Records from a data collection:

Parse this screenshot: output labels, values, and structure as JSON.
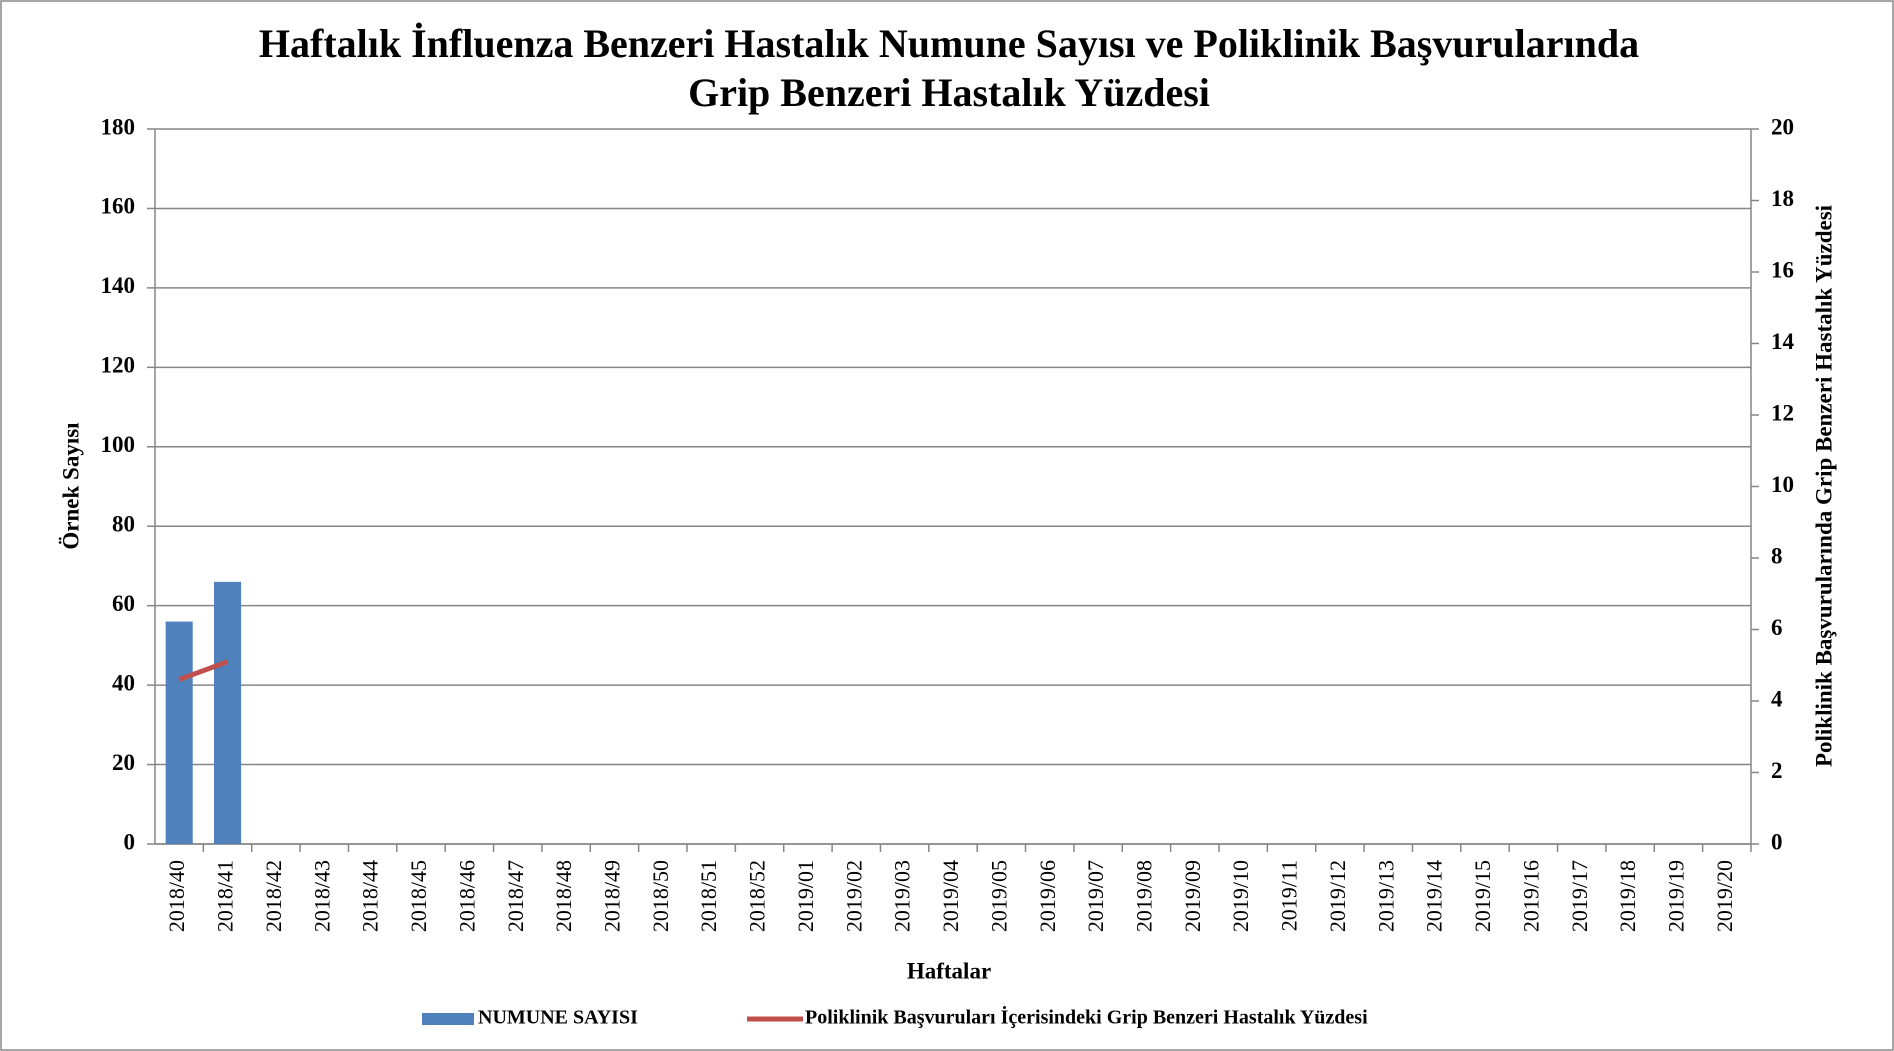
{
  "chart_data": {
    "type": "bar-line",
    "title": [
      "Haftalık İnfluenza Benzeri Hastalık Numune Sayısı ve Poliklinik Başvurularında",
      "Grip Benzeri Hastalık Yüzdesi"
    ],
    "x_label": "Haftalar",
    "y_label": "Örnek Sayısı",
    "y2_label": "Poliklinik Başvurularında Grip Benzeri Hastalık Yüzdesi",
    "categories": [
      "2018/40",
      "2018/41",
      "2018/42",
      "2018/43",
      "2018/44",
      "2018/45",
      "2018/46",
      "2018/47",
      "2018/48",
      "2018/49",
      "2018/50",
      "2018/51",
      "2018/52",
      "2019/01",
      "2019/02",
      "2019/03",
      "2019/04",
      "2019/05",
      "2019/06",
      "2019/07",
      "2019/08",
      "2019/09",
      "2019/10",
      "2019/11",
      "2019/12",
      "2019/13",
      "2019/14",
      "2019/15",
      "2019/16",
      "2019/17",
      "2019/18",
      "2019/19",
      "2019/20"
    ],
    "series": [
      {
        "name": "NUMUNE SAYISI",
        "type": "bar",
        "color": "#4f81bd",
        "values": [
          56,
          66,
          null,
          null,
          null,
          null,
          null,
          null,
          null,
          null,
          null,
          null,
          null,
          null,
          null,
          null,
          null,
          null,
          null,
          null,
          null,
          null,
          null,
          null,
          null,
          null,
          null,
          null,
          null,
          null,
          null,
          null,
          null
        ]
      },
      {
        "name": "Poliklinik Başvuruları İçerisindeki Grip Benzeri Hastalık Yüzdesi",
        "type": "line",
        "axis": "y2",
        "color": "#c0504d",
        "values": [
          4.6,
          5.1,
          null,
          null,
          null,
          null,
          null,
          null,
          null,
          null,
          null,
          null,
          null,
          null,
          null,
          null,
          null,
          null,
          null,
          null,
          null,
          null,
          null,
          null,
          null,
          null,
          null,
          null,
          null,
          null,
          null,
          null,
          null
        ]
      }
    ],
    "ylim": [
      0,
      180
    ],
    "yticks": [
      0,
      20,
      40,
      60,
      80,
      100,
      120,
      140,
      160,
      180
    ],
    "y2lim": [
      0,
      20
    ],
    "y2ticks": [
      0,
      2,
      4,
      6,
      8,
      10,
      12,
      14,
      16,
      18,
      20
    ],
    "grid": true,
    "legend": "bottom"
  }
}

_INSTRUCTIONS FOR THE TASK:_ Keep the pictures out of your copy, and repeat every entry above exactly.

_RESULT OF THE TASK:_
Parse this screenshot: output labels, values, and structure as JSON.
{
  "chart_data": {
    "type": "bar-line",
    "title": [
      "Haftalık İnfluenza Benzeri Hastalık Numune Sayısı ve Poliklinik Başvurularında",
      "Grip Benzeri Hastalık Yüzdesi"
    ],
    "x_label": "Haftalar",
    "y_label": "Örnek Sayısı",
    "y2_label": "Poliklinik Başvurularında Grip Benzeri Hastalık Yüzdesi",
    "categories": [
      "2018/40",
      "2018/41",
      "2018/42",
      "2018/43",
      "2018/44",
      "2018/45",
      "2018/46",
      "2018/47",
      "2018/48",
      "2018/49",
      "2018/50",
      "2018/51",
      "2018/52",
      "2019/01",
      "2019/02",
      "2019/03",
      "2019/04",
      "2019/05",
      "2019/06",
      "2019/07",
      "2019/08",
      "2019/09",
      "2019/10",
      "2019/11",
      "2019/12",
      "2019/13",
      "2019/14",
      "2019/15",
      "2019/16",
      "2019/17",
      "2019/18",
      "2019/19",
      "2019/20"
    ],
    "series": [
      {
        "name": "NUMUNE SAYISI",
        "type": "bar",
        "color": "#4f81bd",
        "values": [
          56,
          66,
          null,
          null,
          null,
          null,
          null,
          null,
          null,
          null,
          null,
          null,
          null,
          null,
          null,
          null,
          null,
          null,
          null,
          null,
          null,
          null,
          null,
          null,
          null,
          null,
          null,
          null,
          null,
          null,
          null,
          null,
          null
        ]
      },
      {
        "name": "Poliklinik Başvuruları İçerisindeki Grip Benzeri Hastalık Yüzdesi",
        "type": "line",
        "axis": "y2",
        "color": "#c0504d",
        "values": [
          4.6,
          5.1,
          null,
          null,
          null,
          null,
          null,
          null,
          null,
          null,
          null,
          null,
          null,
          null,
          null,
          null,
          null,
          null,
          null,
          null,
          null,
          null,
          null,
          null,
          null,
          null,
          null,
          null,
          null,
          null,
          null,
          null,
          null
        ]
      }
    ],
    "ylim": [
      0,
      180
    ],
    "yticks": [
      0,
      20,
      40,
      60,
      80,
      100,
      120,
      140,
      160,
      180
    ],
    "y2lim": [
      0,
      20
    ],
    "y2ticks": [
      0,
      2,
      4,
      6,
      8,
      10,
      12,
      14,
      16,
      18,
      20
    ],
    "grid": true,
    "legend": "bottom"
  }
}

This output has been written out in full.